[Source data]
_ _ _ _

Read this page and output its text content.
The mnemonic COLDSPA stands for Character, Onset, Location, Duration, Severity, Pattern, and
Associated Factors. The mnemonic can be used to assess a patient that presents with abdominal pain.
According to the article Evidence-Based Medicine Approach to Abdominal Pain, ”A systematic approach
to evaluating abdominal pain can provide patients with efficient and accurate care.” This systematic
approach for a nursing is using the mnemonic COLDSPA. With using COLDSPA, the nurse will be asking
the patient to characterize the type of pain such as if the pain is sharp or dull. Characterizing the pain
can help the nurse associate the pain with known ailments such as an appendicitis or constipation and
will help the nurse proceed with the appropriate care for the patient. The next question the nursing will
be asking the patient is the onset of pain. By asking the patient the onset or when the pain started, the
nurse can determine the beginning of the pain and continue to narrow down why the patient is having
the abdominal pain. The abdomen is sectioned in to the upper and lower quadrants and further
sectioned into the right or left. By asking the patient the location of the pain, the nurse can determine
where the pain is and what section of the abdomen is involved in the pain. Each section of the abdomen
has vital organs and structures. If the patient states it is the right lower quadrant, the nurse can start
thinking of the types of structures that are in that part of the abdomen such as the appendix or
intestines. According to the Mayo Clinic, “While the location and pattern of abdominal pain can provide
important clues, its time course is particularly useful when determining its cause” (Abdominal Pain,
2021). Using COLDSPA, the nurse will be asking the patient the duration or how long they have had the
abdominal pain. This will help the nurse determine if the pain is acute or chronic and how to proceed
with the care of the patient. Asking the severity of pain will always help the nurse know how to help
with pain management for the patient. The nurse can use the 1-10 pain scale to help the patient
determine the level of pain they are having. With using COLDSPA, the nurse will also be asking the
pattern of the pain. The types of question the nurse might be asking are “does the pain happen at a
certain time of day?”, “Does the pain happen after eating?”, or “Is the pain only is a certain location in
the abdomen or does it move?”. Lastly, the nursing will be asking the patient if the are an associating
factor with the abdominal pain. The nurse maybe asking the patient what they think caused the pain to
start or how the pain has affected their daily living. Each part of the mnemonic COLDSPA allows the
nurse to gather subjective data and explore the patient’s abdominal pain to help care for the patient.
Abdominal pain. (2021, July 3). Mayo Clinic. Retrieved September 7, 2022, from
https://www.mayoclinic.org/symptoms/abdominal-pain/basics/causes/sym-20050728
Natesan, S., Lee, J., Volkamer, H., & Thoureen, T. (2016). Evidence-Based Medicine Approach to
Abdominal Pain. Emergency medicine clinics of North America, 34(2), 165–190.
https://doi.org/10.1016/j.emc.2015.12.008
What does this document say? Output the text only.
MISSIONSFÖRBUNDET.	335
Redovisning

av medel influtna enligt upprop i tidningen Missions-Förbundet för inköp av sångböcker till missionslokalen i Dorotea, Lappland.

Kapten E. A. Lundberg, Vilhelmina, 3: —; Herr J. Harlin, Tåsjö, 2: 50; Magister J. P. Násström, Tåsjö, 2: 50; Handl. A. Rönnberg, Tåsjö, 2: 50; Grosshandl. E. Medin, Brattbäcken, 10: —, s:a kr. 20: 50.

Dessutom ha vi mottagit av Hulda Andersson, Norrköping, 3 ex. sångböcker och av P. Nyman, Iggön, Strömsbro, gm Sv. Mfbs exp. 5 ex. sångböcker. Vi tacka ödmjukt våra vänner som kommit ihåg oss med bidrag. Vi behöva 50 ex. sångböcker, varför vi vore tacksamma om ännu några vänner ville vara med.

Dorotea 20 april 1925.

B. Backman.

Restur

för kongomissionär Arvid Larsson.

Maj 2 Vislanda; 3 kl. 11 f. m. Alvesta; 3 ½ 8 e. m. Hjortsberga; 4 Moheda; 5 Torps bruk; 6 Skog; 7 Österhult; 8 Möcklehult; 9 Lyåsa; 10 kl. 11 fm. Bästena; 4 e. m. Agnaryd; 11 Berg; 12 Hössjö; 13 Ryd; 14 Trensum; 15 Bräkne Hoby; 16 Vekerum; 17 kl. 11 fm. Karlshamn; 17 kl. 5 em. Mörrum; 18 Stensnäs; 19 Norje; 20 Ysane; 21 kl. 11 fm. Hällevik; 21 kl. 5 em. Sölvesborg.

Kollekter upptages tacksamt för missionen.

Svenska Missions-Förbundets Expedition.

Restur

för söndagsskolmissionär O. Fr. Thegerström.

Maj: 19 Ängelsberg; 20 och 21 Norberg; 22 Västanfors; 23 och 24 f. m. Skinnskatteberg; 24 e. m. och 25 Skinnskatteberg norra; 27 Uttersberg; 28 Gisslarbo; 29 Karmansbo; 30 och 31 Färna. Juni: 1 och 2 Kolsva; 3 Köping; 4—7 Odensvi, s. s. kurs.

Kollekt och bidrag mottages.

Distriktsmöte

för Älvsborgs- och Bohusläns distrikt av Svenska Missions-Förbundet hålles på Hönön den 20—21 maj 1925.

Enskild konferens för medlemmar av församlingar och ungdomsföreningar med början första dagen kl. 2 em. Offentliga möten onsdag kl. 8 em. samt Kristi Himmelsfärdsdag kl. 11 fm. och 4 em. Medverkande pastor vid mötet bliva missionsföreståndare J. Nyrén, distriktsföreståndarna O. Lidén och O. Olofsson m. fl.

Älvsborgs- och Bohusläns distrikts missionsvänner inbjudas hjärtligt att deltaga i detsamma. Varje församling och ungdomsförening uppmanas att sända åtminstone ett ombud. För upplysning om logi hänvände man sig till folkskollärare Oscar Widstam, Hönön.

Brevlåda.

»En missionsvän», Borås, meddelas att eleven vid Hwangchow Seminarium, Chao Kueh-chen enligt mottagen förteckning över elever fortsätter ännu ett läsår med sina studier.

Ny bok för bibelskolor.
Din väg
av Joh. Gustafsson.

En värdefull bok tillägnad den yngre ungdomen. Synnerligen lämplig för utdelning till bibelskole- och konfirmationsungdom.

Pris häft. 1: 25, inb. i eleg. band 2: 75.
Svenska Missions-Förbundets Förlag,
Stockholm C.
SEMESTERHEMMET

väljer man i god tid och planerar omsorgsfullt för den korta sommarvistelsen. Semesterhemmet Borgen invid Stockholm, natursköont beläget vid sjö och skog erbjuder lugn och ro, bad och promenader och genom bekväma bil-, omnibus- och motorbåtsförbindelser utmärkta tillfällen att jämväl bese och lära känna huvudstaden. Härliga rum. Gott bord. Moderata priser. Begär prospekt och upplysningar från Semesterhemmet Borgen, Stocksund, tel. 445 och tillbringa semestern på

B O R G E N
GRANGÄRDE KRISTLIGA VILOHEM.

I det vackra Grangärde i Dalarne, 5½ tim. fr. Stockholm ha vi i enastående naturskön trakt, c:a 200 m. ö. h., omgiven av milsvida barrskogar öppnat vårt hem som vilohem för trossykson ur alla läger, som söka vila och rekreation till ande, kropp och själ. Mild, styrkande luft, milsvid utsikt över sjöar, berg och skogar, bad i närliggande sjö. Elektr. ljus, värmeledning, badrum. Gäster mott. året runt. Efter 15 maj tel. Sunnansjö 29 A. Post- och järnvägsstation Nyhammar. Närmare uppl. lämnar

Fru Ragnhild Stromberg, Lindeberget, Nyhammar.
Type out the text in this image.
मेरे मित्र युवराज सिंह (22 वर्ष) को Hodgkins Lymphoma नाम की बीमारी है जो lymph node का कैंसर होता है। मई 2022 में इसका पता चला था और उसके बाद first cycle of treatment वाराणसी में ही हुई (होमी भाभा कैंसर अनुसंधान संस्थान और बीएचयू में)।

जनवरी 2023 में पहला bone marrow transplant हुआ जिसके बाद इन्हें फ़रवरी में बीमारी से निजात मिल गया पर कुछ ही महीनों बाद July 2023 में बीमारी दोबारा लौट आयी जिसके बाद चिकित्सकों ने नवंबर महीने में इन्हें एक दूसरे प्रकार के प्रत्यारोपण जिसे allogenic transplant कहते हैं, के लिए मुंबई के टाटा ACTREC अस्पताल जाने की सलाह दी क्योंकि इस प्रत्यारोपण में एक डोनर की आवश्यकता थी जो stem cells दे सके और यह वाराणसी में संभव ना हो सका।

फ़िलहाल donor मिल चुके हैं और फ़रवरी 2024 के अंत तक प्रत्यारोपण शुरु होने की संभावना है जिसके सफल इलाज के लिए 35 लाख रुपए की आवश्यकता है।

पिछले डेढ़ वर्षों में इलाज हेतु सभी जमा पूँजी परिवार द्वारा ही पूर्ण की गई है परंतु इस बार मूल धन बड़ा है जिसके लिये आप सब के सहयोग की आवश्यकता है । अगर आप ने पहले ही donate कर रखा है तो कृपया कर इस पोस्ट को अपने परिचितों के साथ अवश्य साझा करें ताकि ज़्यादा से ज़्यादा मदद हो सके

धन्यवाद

_ _ _ _

Say how many lines of these records hold the string "Hönön", giving the number and no other words.

2